## [Problem to work on]
Please reproduce the rows word for word, from the first one through the one containing "912, 266, 1086]", both included.

## [Provided data]
[start]

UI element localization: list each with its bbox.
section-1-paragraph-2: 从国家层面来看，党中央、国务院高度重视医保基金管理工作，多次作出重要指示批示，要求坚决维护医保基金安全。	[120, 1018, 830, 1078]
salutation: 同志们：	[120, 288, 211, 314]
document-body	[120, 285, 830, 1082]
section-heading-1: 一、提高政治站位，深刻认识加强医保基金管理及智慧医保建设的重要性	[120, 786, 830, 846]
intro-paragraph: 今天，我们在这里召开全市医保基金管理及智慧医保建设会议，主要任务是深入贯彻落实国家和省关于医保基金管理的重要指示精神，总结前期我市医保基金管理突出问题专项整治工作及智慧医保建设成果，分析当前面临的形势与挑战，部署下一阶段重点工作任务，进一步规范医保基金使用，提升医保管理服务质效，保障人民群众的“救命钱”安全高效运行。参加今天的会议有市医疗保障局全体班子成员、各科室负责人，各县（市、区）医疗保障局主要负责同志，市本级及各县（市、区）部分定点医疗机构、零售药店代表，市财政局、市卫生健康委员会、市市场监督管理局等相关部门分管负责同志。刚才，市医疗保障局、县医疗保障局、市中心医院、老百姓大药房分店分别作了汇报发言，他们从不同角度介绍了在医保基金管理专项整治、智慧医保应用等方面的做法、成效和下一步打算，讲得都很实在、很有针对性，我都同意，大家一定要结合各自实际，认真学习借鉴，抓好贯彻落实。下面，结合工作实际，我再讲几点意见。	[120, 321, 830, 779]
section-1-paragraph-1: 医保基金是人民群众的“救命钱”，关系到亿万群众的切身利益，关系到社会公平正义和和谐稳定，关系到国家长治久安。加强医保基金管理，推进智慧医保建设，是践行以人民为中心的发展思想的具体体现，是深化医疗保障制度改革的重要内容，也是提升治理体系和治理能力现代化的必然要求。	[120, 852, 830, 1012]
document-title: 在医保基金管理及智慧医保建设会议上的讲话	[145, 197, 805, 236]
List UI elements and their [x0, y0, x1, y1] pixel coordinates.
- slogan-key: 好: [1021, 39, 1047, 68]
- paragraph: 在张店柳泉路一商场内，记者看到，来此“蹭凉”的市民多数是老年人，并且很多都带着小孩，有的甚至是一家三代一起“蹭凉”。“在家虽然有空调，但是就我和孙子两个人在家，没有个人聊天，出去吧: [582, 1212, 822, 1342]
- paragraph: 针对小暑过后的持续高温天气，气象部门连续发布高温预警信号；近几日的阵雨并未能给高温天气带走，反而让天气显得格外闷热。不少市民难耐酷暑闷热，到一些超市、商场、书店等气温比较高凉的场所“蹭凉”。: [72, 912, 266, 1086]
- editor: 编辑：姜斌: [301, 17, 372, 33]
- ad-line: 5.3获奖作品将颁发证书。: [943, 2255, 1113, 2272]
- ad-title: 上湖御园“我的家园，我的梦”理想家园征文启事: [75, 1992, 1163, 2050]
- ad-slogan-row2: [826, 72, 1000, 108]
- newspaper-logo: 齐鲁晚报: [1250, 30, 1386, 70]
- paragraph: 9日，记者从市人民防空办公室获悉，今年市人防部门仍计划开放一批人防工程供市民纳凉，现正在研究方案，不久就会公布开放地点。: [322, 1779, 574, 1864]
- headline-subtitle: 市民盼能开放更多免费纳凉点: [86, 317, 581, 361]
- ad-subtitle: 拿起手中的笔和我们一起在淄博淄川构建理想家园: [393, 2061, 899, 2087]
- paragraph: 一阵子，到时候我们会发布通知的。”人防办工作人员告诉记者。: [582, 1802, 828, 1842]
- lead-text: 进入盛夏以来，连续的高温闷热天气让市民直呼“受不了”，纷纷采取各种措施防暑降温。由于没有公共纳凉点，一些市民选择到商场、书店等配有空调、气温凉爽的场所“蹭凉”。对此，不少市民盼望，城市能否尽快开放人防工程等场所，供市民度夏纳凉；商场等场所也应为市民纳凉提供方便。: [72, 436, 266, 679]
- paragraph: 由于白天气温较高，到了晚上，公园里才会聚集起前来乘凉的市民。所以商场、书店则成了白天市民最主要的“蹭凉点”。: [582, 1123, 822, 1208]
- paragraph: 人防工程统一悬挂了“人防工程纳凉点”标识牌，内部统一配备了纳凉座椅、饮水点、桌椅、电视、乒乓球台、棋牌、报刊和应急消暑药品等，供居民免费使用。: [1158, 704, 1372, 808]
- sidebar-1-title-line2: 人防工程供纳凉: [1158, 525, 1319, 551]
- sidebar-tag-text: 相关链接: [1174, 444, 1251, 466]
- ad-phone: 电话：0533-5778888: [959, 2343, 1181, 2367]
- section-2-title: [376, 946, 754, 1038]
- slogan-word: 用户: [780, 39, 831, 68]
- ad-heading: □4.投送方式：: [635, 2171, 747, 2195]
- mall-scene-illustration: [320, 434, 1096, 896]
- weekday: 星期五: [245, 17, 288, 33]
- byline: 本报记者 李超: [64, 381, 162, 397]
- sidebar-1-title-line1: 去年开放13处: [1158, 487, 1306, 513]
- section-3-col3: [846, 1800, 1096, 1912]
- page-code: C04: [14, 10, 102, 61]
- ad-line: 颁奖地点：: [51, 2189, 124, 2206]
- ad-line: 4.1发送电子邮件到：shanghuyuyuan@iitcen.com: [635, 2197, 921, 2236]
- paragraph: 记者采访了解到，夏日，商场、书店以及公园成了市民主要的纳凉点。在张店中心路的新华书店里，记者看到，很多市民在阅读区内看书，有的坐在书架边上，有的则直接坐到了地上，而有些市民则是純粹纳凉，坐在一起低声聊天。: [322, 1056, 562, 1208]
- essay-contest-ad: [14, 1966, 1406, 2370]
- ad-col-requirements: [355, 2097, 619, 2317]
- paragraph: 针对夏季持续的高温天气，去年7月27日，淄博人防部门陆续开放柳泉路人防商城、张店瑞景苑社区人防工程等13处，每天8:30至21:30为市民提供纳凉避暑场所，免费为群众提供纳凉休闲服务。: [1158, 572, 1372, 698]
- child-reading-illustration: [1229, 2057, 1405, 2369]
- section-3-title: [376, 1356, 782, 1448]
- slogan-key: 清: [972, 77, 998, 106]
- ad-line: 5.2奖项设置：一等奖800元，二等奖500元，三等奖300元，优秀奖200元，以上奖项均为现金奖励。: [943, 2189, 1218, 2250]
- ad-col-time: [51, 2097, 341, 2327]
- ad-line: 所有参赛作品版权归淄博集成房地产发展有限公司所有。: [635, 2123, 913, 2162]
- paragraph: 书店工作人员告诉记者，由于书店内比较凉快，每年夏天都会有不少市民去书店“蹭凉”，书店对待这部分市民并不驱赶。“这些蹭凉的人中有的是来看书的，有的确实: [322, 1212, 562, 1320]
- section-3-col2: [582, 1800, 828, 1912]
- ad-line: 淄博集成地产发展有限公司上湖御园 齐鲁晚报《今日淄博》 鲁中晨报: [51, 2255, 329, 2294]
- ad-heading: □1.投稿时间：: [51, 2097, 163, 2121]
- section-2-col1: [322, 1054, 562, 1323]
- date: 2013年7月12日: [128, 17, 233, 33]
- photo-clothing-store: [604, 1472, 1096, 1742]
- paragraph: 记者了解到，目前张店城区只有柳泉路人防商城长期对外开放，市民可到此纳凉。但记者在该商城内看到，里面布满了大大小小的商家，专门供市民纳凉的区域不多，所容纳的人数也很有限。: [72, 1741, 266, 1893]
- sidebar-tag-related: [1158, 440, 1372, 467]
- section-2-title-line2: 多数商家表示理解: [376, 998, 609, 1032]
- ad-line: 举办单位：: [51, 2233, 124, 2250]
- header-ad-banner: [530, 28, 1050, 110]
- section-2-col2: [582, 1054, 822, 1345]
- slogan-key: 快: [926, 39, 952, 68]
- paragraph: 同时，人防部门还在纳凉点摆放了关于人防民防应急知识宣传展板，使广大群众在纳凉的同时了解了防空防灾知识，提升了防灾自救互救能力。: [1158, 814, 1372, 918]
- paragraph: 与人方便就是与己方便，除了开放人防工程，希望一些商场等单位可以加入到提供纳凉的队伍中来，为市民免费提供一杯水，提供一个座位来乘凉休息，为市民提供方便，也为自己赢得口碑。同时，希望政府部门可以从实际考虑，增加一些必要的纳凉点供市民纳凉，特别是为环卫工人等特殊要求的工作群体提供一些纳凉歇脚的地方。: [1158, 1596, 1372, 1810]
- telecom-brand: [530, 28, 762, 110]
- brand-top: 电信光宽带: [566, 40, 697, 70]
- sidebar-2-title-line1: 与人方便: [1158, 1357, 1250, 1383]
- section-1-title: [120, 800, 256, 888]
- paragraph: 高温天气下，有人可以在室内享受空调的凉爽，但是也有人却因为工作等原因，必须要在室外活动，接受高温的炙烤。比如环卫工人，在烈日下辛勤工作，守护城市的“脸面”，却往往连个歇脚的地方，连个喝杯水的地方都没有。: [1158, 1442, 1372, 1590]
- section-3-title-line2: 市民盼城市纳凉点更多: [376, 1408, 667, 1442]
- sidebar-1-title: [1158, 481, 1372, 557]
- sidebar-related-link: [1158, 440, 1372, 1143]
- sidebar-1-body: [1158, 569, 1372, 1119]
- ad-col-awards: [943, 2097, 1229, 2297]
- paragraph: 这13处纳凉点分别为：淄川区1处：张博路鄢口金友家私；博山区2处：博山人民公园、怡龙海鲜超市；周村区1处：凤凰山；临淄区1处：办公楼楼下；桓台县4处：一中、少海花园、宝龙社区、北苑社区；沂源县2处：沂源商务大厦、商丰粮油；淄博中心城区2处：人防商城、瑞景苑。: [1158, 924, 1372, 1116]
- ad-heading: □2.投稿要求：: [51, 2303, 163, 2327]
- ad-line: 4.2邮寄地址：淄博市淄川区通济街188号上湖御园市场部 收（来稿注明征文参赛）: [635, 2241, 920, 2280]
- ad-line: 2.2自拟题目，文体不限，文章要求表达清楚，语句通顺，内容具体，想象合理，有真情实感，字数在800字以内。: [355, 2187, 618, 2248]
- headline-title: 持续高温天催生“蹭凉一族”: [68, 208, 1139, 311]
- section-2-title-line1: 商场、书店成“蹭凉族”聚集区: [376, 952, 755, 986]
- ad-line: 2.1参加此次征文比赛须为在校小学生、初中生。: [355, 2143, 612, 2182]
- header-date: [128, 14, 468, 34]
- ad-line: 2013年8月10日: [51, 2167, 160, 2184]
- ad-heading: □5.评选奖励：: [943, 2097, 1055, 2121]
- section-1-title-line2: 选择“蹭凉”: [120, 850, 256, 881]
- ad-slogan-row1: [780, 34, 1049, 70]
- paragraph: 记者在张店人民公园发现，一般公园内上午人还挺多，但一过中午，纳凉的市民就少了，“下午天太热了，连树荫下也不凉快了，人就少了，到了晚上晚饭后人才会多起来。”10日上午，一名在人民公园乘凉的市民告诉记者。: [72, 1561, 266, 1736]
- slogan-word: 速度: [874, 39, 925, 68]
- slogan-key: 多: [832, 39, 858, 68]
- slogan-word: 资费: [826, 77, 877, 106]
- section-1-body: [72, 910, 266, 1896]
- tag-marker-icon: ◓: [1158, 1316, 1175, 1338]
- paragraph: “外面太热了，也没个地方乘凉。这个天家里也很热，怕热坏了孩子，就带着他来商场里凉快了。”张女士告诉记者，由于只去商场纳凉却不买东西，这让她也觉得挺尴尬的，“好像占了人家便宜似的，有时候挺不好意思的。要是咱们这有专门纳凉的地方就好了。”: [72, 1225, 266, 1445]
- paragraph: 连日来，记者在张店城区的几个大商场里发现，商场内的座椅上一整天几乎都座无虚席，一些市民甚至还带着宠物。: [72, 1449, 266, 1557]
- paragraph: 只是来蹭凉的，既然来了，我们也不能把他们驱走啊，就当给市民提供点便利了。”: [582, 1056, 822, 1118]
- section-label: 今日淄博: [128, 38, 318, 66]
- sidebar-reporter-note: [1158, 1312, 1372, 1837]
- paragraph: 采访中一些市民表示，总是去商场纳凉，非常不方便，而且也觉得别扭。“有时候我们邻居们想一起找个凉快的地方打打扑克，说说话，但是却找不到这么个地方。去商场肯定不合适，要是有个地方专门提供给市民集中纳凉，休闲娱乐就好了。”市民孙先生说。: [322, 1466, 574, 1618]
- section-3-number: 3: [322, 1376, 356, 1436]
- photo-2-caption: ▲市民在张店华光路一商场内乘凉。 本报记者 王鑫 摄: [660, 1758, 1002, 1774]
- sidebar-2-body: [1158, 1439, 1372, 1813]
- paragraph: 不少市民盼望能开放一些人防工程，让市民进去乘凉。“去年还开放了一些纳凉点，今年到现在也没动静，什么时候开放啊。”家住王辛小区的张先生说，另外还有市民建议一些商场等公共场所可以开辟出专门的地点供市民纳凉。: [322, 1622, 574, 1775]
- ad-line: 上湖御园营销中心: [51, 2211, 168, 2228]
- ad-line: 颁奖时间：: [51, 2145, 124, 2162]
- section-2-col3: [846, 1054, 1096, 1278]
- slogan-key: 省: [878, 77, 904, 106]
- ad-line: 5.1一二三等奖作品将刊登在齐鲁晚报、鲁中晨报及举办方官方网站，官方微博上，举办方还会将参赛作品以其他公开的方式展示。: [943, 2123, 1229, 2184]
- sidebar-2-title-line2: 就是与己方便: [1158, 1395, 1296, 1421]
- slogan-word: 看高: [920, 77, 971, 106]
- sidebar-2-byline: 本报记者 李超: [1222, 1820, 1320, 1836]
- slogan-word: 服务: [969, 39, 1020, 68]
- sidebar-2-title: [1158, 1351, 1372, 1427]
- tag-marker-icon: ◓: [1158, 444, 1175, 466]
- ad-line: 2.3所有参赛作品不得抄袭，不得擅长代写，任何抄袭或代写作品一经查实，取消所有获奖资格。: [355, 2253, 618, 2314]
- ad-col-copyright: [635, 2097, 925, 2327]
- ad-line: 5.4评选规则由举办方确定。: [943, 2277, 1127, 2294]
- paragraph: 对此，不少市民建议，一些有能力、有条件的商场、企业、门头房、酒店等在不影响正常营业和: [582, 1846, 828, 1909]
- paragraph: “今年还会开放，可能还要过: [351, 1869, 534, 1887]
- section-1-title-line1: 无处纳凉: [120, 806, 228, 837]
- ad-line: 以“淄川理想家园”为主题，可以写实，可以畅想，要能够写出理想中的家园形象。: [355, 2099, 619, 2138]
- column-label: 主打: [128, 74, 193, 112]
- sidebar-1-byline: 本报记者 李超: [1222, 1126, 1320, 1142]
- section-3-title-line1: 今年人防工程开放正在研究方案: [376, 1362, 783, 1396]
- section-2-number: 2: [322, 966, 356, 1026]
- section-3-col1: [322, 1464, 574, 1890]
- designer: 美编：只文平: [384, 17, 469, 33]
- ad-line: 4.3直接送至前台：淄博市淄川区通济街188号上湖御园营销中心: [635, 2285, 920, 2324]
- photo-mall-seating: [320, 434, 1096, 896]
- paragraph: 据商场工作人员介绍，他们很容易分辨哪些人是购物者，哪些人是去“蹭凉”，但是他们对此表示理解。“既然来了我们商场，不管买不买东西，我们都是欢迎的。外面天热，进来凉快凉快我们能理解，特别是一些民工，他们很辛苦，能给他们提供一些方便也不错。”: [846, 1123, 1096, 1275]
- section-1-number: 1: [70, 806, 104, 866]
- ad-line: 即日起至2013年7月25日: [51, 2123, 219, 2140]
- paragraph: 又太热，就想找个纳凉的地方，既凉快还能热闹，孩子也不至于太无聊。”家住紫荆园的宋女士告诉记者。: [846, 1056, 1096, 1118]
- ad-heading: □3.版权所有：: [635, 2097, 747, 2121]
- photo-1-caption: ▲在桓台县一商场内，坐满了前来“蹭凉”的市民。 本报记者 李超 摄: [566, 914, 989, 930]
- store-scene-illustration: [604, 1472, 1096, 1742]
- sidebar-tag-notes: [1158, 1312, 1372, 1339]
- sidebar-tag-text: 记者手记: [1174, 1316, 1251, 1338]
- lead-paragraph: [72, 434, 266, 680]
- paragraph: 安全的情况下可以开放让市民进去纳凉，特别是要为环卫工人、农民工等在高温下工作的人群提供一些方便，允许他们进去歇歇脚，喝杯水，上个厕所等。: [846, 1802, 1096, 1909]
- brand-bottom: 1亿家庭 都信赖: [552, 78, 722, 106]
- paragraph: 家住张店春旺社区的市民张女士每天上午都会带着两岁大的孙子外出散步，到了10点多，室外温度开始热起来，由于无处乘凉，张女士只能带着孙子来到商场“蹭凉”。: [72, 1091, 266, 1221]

[end]

## [Response to the task]
UI element localization: list each with its bbox.
section-1-paragraph-2: 从国家层面来看，党中央、国务院高度重视医保基金管理工作，多次作出重要指示批示，要求坚决维护医保基金安全。	[120, 1018, 830, 1078]
salutation: 同志们：	[120, 288, 211, 314]
document-body	[120, 285, 830, 1082]
section-heading-1: 一、提高政治站位，深刻认识加强医保基金管理及智慧医保建设的重要性	[120, 786, 830, 846]
intro-paragraph: 今天，我们在这里召开全市医保基金管理及智慧医保建设会议，主要任务是深入贯彻落实国家和省关于医保基金管理的重要指示精神，总结前期我市医保基金管理突出问题专项整治工作及智慧医保建设成果，分析当前面临的形势与挑战，部署下一阶段重点工作任务，进一步规范医保基金使用，提升医保管理服务质效，保障人民群众的“救命钱”安全高效运行。参加今天的会议有市医疗保障局全体班子成员、各科室负责人，各县（市、区）医疗保障局主要负责同志，市本级及各县（市、区）部分定点医疗机构、零售药店代表，市财政局、市卫生健康委员会、市市场监督管理局等相关部门分管负责同志。刚才，市医疗保障局、县医疗保障局、市中心医院、老百姓大药房分店分别作了汇报发言，他们从不同角度介绍了在医保基金管理专项整治、智慧医保应用等方面的做法、成效和下一步打算，讲得都很实在、很有针对性，我都同意，大家一定要结合各自实际，认真学习借鉴，抓好贯彻落实。下面，结合工作实际，我再讲几点意见。	[120, 321, 830, 779]
section-1-paragraph-1: 医保基金是人民群众的“救命钱”，关系到亿万群众的切身利益，关系到社会公平正义和和谐稳定，关系到国家长治久安。加强医保基金管理，推进智慧医保建设，是践行以人民为中心的发展思想的具体体现，是深化医疗保障制度改革的重要内容，也是提升治理体系和治理能力现代化的必然要求。	[120, 852, 830, 1012]
document-title: 在医保基金管理及智慧医保建设会议上的讲话	[145, 197, 805, 236]
List UI elements and their [x0, y0, x1, y1] pixel coordinates.
- slogan-key: 好: [1021, 39, 1047, 68]
- paragraph: 在张店柳泉路一商场内，记者看到，来此“蹭凉”的市民多数是老年人，并且很多都带着小孩，有的甚至是一家三代一起“蹭凉”。“在家虽然有空调，但是就我和孙子两个人在家，没有个人聊天，出去吧: [582, 1212, 822, 1342]
- paragraph: 针对小暑过后的持续高温天气，气象部门连续发布高温预警信号；近几日的阵雨并未能给高温天气带走，反而让天气显得格外闷热。不少市民难耐酷暑闷热，到一些超市、商场、书店等气温比较高凉的场所“蹭凉”。: [72, 912, 266, 1086]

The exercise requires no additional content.